- [GIVEN PROBLEM]
Repeat the records exactly. Every line must match.

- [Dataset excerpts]
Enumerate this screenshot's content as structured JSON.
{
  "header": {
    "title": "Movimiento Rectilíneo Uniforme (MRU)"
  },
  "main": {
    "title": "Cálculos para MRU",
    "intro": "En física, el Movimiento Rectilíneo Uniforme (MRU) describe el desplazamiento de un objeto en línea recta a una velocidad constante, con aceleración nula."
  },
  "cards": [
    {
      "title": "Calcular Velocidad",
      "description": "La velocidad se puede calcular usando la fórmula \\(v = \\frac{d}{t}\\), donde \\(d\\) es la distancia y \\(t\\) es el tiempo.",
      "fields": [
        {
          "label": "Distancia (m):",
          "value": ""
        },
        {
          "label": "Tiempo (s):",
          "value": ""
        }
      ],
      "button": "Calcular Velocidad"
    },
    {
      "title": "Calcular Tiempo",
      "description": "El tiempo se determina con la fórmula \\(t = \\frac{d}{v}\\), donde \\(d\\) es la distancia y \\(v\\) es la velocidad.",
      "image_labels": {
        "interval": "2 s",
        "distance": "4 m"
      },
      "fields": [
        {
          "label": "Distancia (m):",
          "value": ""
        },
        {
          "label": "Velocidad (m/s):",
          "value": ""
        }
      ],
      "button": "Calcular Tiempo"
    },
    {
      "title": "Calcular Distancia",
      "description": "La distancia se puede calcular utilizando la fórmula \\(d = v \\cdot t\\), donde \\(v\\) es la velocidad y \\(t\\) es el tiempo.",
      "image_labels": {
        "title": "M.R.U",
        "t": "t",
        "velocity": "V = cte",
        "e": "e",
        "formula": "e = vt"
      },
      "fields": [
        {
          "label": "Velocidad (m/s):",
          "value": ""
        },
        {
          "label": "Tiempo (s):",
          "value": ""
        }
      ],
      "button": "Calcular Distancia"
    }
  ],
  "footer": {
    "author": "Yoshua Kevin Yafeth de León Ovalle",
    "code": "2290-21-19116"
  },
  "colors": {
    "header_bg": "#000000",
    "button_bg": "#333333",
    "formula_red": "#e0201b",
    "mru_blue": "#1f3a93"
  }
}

- [TASK SOLUTION]
Enumerate this screenshot's content as structured JSON.
{
  "header": {
    "title": "Movimiento Rectilíneo Uniforme (MRU)"
  },
  "main": {
    "title": "Cálculos para MRU",
    "intro": "En física, el Movimiento Rectilíneo Uniforme (MRU) describe el desplazamiento de un objeto en línea recta a una velocidad constante, con aceleración nula."
  },
  "cards": [
    {
      "title": "Calcular Velocidad",
      "description": "La velocidad se puede calcular usando la fórmula \\(v = \\frac{d}{t}\\), donde \\(d\\) es la distancia y \\(t\\) es el tiempo.",
      "fields": [
        {
          "label": "Distancia (m):",
          "value": ""
        },
        {
          "label": "Tiempo (s):",
          "value": ""
        }
      ],
      "button": "Calcular Velocidad"
    },
    {
      "title": "Calcular Tiempo",
      "description": "El tiempo se determina con la fórmula \\(t = \\frac{d}{v}\\), donde \\(d\\) es la distancia y \\(v\\) es la velocidad.",
      "image_labels": {
        "interval": "2 s",
        "distance": "4 m"
      },
      "fields": [
        {
          "label": "Distancia (m):",
          "value": ""
        },
        {
          "label": "Velocidad (m/s):",
          "value": ""
        }
      ],
      "button": "Calcular Tiempo"
    },
    {
      "title": "Calcular Distancia",
      "description": "La distancia se puede calcular utilizando la fórmula \\(d = v \\cdot t\\), donde \\(v\\) es la velocidad y \\(t\\) es el tiempo.",
      "image_labels": {
        "title": "M.R.U",
        "t": "t",
        "velocity": "V = cte",
        "e": "e",
        "formula": "e = vt"
      },
      "fields": [
        {
          "label": "Velocidad (m/s):",
          "value": ""
        },
        {
          "label": "Tiempo (s):",
          "value": ""
        }
      ],
      "button": "Calcular Distancia"
    }
  ],
  "footer": {
    "author": "Yoshua Kevin Yafeth de León Ovalle",
    "code": "2290-21-19116"
  },
  "colors": {
    "header_bg": "#000000",
    "button_bg": "#333333",
    "formula_red": "#e0201b",
    "mru_blue": "#1f3a93"
  }
}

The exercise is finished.